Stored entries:
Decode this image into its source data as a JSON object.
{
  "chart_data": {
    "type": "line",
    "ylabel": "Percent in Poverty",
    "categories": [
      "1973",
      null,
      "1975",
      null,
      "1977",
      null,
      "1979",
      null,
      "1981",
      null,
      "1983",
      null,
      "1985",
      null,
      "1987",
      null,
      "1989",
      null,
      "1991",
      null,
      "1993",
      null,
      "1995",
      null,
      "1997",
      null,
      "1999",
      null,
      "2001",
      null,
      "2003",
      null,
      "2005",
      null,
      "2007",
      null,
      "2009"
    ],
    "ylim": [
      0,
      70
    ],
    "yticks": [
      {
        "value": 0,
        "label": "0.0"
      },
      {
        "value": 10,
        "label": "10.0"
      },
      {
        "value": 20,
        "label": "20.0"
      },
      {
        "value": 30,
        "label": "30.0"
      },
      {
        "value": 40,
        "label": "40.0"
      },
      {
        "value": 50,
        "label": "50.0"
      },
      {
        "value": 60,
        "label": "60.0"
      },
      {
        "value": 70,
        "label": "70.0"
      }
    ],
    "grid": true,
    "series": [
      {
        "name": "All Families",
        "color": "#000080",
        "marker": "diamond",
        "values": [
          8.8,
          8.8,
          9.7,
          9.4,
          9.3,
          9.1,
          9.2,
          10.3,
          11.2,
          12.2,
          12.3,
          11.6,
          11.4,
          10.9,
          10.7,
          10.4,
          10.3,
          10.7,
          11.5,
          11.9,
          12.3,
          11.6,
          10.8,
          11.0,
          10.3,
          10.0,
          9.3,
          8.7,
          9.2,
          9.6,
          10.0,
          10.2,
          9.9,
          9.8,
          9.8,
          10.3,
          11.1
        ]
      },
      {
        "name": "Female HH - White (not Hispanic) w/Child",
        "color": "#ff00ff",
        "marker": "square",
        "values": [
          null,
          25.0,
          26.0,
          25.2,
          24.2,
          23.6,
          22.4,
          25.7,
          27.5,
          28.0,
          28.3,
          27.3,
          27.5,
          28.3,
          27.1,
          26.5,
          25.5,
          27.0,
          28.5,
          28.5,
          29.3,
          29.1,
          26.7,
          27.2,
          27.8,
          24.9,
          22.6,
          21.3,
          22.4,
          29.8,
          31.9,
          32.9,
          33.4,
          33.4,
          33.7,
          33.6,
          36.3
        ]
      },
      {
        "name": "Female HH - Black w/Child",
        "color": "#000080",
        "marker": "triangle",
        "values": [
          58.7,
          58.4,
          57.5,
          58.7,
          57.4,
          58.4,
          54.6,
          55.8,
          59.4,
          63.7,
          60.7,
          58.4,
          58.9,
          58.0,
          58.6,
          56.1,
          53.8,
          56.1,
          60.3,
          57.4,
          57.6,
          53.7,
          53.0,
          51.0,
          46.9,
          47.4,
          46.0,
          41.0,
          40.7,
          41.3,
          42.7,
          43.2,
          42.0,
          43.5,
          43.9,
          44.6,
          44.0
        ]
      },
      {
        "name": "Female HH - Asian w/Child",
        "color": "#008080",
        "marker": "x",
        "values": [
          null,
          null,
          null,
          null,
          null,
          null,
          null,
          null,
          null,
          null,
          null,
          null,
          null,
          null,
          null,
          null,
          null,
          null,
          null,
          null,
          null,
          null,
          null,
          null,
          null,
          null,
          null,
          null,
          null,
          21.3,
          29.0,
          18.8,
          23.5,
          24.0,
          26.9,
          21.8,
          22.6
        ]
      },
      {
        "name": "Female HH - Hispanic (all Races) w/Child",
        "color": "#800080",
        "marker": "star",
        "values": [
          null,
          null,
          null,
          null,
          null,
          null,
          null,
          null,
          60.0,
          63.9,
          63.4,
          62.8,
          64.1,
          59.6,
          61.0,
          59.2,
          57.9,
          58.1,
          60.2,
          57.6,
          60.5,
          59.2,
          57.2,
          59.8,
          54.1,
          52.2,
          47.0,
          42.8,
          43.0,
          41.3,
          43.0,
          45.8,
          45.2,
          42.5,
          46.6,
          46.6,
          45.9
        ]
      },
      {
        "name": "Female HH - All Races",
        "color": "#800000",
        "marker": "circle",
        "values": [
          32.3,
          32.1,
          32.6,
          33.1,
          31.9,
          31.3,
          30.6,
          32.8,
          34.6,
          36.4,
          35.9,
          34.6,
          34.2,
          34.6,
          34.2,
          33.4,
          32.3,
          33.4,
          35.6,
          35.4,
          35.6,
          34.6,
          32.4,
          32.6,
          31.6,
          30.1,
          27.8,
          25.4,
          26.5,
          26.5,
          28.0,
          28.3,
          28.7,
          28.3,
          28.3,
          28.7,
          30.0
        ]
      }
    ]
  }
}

WRITTEN PROBLEM
Pull out each line containing the word "name" and copy it.

RESPONSE TO THIS TASK
        "name": "All Families",
        "name": "Female HH - White (not Hispanic) w/Child",
        "name": "Female HH - Black w/Child",
        "name": "Female HH - Asian w/Child",
        "name": "Female HH - Hispanic (all Races) w/Child",
        "name": "Female HH - All Races",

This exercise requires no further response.